(Records)
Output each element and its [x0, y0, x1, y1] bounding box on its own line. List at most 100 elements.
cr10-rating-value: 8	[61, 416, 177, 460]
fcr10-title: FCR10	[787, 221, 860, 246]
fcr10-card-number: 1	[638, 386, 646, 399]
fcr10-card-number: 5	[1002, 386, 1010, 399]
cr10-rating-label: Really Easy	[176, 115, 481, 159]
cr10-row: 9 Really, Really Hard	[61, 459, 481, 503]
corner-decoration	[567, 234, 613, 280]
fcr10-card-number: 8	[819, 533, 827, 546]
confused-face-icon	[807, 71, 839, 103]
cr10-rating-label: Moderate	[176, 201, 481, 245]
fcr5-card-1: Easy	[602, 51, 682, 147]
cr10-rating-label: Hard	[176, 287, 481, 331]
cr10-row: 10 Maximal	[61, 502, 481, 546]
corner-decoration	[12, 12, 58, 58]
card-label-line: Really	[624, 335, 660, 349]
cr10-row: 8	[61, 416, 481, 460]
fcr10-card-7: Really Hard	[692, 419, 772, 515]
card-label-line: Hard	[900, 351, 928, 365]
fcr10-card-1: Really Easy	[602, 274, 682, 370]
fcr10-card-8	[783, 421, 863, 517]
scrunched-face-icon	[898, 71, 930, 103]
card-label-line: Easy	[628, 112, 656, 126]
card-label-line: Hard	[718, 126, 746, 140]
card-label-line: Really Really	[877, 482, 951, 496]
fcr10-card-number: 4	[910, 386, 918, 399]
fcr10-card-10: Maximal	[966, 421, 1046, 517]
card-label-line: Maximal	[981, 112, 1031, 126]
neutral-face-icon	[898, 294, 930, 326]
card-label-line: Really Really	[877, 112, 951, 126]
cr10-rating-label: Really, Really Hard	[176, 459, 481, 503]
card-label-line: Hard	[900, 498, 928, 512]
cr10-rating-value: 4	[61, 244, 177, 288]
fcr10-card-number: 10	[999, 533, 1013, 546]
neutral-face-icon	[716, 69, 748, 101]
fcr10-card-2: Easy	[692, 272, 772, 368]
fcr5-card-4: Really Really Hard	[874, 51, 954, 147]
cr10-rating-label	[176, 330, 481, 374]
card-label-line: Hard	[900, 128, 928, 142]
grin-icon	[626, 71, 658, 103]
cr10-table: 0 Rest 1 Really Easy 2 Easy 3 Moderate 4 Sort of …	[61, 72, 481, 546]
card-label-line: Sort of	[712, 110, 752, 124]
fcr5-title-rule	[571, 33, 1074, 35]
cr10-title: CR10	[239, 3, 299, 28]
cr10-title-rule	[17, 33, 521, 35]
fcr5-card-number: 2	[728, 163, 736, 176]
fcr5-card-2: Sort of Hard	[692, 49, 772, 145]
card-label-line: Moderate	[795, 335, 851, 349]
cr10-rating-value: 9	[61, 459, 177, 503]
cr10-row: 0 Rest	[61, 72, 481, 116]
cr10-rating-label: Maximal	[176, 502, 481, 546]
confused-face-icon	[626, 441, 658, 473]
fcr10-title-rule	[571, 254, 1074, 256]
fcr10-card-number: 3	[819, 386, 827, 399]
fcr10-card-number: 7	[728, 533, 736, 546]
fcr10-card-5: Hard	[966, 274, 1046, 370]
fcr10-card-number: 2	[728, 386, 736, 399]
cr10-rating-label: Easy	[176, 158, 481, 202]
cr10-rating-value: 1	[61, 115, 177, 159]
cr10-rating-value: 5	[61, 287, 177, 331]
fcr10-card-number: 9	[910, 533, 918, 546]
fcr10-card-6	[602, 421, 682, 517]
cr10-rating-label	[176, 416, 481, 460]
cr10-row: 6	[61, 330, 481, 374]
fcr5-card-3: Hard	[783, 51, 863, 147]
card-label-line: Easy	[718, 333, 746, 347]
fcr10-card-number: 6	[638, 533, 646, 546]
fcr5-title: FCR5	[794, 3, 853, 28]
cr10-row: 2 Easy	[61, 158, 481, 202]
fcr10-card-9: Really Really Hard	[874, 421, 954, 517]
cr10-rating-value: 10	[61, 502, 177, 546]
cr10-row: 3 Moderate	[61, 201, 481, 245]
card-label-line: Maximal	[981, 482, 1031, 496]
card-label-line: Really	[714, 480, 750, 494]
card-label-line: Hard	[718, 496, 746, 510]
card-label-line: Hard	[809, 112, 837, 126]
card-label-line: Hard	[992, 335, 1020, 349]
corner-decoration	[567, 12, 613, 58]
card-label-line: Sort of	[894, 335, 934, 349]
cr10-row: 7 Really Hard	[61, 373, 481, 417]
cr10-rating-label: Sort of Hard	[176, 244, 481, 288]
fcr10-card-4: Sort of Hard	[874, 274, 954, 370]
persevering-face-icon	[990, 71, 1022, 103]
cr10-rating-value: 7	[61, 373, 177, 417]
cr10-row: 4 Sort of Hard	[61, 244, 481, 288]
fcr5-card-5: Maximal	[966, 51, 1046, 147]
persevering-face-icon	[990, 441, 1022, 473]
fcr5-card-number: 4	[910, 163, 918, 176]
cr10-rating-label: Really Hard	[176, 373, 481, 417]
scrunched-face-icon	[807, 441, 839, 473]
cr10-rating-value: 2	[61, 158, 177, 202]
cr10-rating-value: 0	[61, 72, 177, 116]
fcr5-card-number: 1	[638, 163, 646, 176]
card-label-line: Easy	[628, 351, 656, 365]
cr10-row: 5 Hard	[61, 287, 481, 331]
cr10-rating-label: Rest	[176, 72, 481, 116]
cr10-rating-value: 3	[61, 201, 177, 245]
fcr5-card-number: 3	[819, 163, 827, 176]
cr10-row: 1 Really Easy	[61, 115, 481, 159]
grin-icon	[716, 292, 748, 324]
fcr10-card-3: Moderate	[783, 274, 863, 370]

## Objective
Print every line of all the items above verbatim, changing nothing.

## Response to the exercise
Output each element and its [x0, y0, x1, y1] bounding box on its own line. List at most 100 elements.
cr10-rating-value: 8	[61, 416, 177, 460]
fcr10-title: FCR10	[787, 221, 860, 246]
fcr10-card-number: 1	[638, 386, 646, 399]
fcr10-card-number: 5	[1002, 386, 1010, 399]
cr10-rating-label: Really Easy	[176, 115, 481, 159]
cr10-row: 9 Really, Really Hard	[61, 459, 481, 503]
corner-decoration	[567, 234, 613, 280]
fcr10-card-number: 8	[819, 533, 827, 546]
confused-face-icon	[807, 71, 839, 103]
cr10-rating-label: Moderate	[176, 201, 481, 245]
fcr5-card-1: Easy	[602, 51, 682, 147]
cr10-rating-label: Hard	[176, 287, 481, 331]
cr10-row: 10 Maximal	[61, 502, 481, 546]
corner-decoration	[12, 12, 58, 58]
card-label-line: Really	[624, 335, 660, 349]
cr10-row: 8	[61, 416, 481, 460]
fcr10-card-7: Really Hard	[692, 419, 772, 515]
card-label-line: Hard	[900, 351, 928, 365]
fcr10-card-1: Really Easy	[602, 274, 682, 370]
fcr10-card-8	[783, 421, 863, 517]
scrunched-face-icon	[898, 71, 930, 103]
card-label-line: Easy	[628, 112, 656, 126]
card-label-line: Hard	[718, 126, 746, 140]
card-label-line: Really Really	[877, 482, 951, 496]
fcr10-card-number: 4	[910, 386, 918, 399]
fcr10-card-10: Maximal	[966, 421, 1046, 517]
card-label-line: Maximal	[981, 112, 1031, 126]
neutral-face-icon	[898, 294, 930, 326]
card-label-line: Really Really	[877, 112, 951, 126]
cr10-rating-label: Really, Really Hard	[176, 459, 481, 503]
card-label-line: Hard	[900, 498, 928, 512]
cr10-rating-value: 4	[61, 244, 177, 288]
fcr10-card-number: 10	[999, 533, 1013, 546]
neutral-face-icon	[716, 69, 748, 101]
fcr10-card-2: Easy	[692, 272, 772, 368]
fcr5-card-4: Really Really Hard	[874, 51, 954, 147]
cr10-rating-label	[176, 330, 481, 374]
card-label-line: Hard	[900, 128, 928, 142]
grin-icon	[626, 71, 658, 103]
cr10-table: 0 Rest 1 Really Easy 2 Easy 3 Moderate 4 Sort of …	[61, 72, 481, 546]
card-label-line: Sort of	[712, 110, 752, 124]
fcr5-title-rule	[571, 33, 1074, 35]
cr10-title: CR10	[239, 3, 299, 28]
cr10-title-rule	[17, 33, 521, 35]
fcr5-card-number: 2	[728, 163, 736, 176]
fcr5-card-2: Sort of Hard	[692, 49, 772, 145]
card-label-line: Moderate	[795, 335, 851, 349]
cr10-rating-value: 9	[61, 459, 177, 503]
cr10-row: 0 Rest	[61, 72, 481, 116]
cr10-rating-label: Maximal	[176, 502, 481, 546]
confused-face-icon	[626, 441, 658, 473]
fcr10-title-rule	[571, 254, 1074, 256]
fcr10-card-number: 3	[819, 386, 827, 399]
fcr10-card-number: 7	[728, 533, 736, 546]
fcr10-card-5: Hard	[966, 274, 1046, 370]
fcr10-card-number: 2	[728, 386, 736, 399]
cr10-rating-label: Easy	[176, 158, 481, 202]
cr10-rating-value: 1	[61, 115, 177, 159]
cr10-rating-value: 5	[61, 287, 177, 331]
fcr10-card-number: 9	[910, 533, 918, 546]
fcr10-card-6	[602, 421, 682, 517]
cr10-rating-label	[176, 416, 481, 460]
cr10-row: 6	[61, 330, 481, 374]
fcr5-card-3: Hard	[783, 51, 863, 147]
card-label-line: Easy	[718, 333, 746, 347]
fcr10-card-number: 6	[638, 533, 646, 546]
fcr5-title: FCR5	[794, 3, 853, 28]
cr10-row: 2 Easy	[61, 158, 481, 202]
fcr10-card-9: Really Really Hard	[874, 421, 954, 517]
cr10-rating-value: 10	[61, 502, 177, 546]
cr10-row: 3 Moderate	[61, 201, 481, 245]
card-label-line: Maximal	[981, 482, 1031, 496]
card-label-line: Really	[714, 480, 750, 494]
card-label-line: Hard	[718, 496, 746, 510]
card-label-line: Hard	[809, 112, 837, 126]
card-label-line: Hard	[992, 335, 1020, 349]
corner-decoration	[567, 12, 613, 58]
card-label-line: Sort of	[894, 335, 934, 349]
cr10-row: 7 Really Hard	[61, 373, 481, 417]
cr10-rating-label: Sort of Hard	[176, 244, 481, 288]
fcr10-card-4: Sort of Hard	[874, 274, 954, 370]
persevering-face-icon	[990, 71, 1022, 103]
cr10-rating-value: 7	[61, 373, 177, 417]
cr10-row: 4 Sort of Hard	[61, 244, 481, 288]
fcr5-card-5: Maximal	[966, 51, 1046, 147]
persevering-face-icon	[990, 441, 1022, 473]
fcr5-card-number: 4	[910, 163, 918, 176]
cr10-rating-label: Really Hard	[176, 373, 481, 417]
scrunched-face-icon	[807, 441, 839, 473]
cr10-rating-value: 2	[61, 158, 177, 202]
cr10-rating-value: 0	[61, 72, 177, 116]
fcr5-card-number: 1	[638, 163, 646, 176]
card-label-line: Easy	[628, 351, 656, 365]
cr10-row: 5 Hard	[61, 287, 481, 331]
cr10-rating-label: Rest	[176, 72, 481, 116]
cr10-rating-value: 3	[61, 201, 177, 245]
fcr5-card-number: 3	[819, 163, 827, 176]
cr10-row: 1 Really Easy	[61, 115, 481, 159]
grin-icon	[716, 292, 748, 324]
fcr10-card-3: Moderate	[783, 274, 863, 370]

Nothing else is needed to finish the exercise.